* **The request**
List, from the lines below, each one with "grid" in it.

□ □ □ □

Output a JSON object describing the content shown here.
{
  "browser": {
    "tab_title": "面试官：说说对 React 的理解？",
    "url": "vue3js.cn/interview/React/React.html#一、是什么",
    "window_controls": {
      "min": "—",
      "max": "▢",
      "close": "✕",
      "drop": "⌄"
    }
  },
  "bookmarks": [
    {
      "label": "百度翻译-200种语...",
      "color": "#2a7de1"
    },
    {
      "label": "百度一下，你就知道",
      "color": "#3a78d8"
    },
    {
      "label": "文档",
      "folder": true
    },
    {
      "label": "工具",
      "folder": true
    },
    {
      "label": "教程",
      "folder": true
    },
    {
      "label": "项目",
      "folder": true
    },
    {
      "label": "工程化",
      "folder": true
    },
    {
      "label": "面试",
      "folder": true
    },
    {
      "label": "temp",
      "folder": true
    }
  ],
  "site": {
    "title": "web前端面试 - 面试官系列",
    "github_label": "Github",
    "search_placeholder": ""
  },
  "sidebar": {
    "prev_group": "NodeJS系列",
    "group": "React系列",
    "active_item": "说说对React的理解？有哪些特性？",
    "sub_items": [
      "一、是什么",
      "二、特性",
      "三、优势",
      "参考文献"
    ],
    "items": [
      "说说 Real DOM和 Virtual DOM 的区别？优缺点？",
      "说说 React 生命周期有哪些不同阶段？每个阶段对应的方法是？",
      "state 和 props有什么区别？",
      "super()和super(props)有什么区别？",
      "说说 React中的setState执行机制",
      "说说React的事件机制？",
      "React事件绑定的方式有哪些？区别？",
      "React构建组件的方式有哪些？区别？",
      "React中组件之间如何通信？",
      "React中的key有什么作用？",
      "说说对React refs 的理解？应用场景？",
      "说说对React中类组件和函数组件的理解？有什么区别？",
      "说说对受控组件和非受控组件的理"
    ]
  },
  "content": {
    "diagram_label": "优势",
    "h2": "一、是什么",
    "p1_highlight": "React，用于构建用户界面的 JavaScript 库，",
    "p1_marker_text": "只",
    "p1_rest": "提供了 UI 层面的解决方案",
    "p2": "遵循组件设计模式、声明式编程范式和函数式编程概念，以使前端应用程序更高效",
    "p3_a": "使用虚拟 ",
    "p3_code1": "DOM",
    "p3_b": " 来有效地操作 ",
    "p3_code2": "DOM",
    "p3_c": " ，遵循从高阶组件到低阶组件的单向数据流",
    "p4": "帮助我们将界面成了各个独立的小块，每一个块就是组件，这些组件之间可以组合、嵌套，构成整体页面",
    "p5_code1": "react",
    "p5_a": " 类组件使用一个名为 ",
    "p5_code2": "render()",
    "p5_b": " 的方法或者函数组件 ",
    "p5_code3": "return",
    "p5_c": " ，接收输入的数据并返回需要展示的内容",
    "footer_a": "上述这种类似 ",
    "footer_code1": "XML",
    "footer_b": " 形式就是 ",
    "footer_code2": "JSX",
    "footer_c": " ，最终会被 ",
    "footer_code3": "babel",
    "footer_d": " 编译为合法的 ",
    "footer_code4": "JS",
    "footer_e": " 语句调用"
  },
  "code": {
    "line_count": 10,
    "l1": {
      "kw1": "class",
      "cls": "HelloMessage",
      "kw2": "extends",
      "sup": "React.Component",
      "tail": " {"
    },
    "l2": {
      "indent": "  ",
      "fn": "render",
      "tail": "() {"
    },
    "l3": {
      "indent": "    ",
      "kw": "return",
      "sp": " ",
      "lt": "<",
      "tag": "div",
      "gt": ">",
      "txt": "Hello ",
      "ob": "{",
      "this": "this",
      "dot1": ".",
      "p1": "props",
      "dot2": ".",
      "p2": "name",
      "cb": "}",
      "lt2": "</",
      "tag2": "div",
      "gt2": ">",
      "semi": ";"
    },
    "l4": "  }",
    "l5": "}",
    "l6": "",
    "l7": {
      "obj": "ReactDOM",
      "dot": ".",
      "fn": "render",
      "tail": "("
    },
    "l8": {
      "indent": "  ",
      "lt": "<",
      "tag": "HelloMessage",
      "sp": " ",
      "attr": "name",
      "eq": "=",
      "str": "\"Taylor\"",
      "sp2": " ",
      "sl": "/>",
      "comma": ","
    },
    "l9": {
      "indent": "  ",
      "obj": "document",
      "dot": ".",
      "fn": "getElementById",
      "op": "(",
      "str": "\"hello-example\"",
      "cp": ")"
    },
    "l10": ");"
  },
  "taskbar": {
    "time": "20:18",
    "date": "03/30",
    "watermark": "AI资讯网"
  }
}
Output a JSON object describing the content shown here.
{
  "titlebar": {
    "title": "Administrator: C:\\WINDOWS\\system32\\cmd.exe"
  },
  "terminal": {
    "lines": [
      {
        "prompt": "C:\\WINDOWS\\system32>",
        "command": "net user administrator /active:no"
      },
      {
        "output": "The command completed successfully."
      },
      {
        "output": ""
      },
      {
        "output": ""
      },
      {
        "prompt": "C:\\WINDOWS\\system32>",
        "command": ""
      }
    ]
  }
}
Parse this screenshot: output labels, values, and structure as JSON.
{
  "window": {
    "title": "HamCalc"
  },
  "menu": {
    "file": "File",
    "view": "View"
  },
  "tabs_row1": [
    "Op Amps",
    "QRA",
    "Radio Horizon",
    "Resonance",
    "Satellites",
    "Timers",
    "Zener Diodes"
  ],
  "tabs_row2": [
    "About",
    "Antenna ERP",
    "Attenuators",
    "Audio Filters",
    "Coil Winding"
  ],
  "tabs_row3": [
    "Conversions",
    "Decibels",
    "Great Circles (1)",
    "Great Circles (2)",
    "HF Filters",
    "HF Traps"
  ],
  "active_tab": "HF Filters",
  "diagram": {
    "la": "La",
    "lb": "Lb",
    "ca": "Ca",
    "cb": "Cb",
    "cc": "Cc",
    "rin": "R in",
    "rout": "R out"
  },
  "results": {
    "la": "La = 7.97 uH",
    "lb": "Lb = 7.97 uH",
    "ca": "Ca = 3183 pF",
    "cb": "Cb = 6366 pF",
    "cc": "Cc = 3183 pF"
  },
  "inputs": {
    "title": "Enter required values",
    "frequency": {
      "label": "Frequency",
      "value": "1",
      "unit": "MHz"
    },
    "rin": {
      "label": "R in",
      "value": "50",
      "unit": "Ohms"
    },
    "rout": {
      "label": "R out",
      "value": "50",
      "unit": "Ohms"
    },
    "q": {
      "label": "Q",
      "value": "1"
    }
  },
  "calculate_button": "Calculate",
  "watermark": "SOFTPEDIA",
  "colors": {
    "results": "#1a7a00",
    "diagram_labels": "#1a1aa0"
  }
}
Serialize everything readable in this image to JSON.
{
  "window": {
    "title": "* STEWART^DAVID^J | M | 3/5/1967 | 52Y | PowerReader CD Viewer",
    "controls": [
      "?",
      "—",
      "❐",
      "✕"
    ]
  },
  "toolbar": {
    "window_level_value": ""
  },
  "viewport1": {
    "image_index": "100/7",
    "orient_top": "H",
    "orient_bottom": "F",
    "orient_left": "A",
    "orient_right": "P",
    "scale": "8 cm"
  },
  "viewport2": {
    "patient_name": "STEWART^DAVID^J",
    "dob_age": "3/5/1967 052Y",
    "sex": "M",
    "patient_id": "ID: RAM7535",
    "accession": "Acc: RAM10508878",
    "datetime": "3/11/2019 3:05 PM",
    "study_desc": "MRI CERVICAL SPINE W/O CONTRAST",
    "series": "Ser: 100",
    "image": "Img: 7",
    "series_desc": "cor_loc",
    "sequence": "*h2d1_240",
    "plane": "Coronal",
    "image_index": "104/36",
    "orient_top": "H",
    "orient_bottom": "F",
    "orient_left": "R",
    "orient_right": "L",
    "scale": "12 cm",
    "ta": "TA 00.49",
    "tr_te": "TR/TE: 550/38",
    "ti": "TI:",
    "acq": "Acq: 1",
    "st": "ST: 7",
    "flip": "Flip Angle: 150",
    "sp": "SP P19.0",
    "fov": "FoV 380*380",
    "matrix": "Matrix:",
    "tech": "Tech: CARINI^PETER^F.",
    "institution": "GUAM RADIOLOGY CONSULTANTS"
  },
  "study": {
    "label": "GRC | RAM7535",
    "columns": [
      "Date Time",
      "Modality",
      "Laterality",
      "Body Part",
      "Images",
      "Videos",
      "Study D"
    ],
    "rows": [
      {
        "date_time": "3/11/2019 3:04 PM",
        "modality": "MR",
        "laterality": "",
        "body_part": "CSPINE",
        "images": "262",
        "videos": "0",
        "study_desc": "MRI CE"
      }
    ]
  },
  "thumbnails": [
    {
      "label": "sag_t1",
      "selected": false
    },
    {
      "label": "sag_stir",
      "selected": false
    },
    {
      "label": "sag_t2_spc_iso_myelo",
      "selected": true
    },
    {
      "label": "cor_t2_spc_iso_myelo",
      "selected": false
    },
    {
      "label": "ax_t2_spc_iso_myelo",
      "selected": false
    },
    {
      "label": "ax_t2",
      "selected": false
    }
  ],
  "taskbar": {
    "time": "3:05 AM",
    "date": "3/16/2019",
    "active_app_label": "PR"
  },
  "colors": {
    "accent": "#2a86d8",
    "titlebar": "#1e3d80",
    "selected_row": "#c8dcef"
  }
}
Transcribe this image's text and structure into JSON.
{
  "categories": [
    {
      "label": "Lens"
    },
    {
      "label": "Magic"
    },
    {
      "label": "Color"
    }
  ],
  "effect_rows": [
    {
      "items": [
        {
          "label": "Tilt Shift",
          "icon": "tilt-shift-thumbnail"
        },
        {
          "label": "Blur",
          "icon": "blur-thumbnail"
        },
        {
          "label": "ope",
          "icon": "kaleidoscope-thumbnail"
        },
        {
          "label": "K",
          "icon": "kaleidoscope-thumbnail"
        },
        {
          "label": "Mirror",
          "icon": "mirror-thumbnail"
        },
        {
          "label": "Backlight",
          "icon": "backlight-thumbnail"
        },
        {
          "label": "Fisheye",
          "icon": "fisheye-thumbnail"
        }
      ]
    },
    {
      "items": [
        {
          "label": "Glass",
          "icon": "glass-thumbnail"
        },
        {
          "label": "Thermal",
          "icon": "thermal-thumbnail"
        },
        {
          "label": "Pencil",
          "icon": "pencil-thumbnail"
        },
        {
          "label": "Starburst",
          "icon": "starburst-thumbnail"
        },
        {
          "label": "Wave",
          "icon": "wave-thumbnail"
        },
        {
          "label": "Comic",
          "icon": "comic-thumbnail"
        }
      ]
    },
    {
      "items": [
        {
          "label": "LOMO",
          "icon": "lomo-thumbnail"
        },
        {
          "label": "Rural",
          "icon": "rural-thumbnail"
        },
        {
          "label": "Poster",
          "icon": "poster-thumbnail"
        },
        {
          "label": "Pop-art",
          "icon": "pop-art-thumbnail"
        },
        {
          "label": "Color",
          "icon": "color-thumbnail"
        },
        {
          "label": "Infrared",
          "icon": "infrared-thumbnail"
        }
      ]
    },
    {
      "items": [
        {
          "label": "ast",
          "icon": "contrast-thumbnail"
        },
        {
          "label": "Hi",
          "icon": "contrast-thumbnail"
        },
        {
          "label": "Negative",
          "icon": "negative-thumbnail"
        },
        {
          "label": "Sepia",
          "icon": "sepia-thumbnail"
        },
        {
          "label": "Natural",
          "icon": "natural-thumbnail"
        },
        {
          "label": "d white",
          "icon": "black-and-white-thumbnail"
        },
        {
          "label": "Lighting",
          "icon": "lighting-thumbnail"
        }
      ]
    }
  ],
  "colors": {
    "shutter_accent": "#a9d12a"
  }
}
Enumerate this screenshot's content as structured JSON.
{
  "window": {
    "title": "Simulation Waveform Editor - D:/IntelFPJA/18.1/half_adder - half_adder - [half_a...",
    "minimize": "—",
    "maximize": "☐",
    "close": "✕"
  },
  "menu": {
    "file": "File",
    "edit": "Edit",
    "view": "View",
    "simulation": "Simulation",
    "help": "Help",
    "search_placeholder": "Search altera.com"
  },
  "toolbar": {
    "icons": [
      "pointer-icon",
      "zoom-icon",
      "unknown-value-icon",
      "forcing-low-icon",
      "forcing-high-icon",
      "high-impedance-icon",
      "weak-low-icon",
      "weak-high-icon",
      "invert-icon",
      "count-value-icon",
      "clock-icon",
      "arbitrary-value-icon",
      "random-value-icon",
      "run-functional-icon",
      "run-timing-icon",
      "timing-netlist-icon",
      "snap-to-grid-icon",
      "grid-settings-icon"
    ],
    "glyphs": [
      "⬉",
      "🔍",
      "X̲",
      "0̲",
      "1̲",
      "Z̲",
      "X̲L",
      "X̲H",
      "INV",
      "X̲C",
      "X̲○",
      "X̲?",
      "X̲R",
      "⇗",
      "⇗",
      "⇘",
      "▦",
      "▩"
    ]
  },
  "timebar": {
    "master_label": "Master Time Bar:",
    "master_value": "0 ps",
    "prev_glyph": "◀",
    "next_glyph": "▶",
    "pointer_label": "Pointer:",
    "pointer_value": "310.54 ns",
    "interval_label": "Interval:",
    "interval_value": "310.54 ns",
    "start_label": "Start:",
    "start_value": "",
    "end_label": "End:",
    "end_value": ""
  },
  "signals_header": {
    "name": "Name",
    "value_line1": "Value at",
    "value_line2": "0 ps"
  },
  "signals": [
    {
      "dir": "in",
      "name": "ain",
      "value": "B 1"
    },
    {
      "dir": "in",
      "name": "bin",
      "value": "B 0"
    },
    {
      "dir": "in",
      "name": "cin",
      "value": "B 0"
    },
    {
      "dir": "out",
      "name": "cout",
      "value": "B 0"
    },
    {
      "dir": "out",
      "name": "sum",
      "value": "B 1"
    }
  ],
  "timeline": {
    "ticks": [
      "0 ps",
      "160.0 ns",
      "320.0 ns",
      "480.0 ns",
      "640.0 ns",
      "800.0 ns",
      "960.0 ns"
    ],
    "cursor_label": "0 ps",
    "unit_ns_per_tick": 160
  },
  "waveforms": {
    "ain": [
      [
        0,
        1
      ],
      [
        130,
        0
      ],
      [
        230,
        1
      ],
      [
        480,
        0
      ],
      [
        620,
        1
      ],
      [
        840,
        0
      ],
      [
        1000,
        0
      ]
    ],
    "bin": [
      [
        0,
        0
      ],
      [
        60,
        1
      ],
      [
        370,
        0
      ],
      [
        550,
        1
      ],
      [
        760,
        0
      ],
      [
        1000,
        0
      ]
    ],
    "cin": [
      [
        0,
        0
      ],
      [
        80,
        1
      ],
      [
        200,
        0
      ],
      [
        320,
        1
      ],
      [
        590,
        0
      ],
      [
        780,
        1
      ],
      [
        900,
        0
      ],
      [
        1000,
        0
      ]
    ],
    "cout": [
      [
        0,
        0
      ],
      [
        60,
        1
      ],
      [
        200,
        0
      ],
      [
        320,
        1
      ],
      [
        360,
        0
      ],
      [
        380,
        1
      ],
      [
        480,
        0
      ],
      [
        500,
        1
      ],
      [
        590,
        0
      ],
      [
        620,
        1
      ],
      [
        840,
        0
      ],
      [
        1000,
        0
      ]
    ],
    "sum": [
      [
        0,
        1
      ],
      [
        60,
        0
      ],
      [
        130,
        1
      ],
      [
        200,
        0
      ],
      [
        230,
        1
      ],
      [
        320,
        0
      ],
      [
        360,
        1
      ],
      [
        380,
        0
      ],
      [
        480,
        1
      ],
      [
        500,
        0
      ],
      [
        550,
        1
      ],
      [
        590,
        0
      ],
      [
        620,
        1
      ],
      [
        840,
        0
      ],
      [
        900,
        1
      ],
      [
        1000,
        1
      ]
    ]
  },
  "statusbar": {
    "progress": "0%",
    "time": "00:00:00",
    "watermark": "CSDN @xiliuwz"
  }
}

□ □ □ □

* **Full output**
      "snap-to-grid-icon",
      "grid-settings-icon"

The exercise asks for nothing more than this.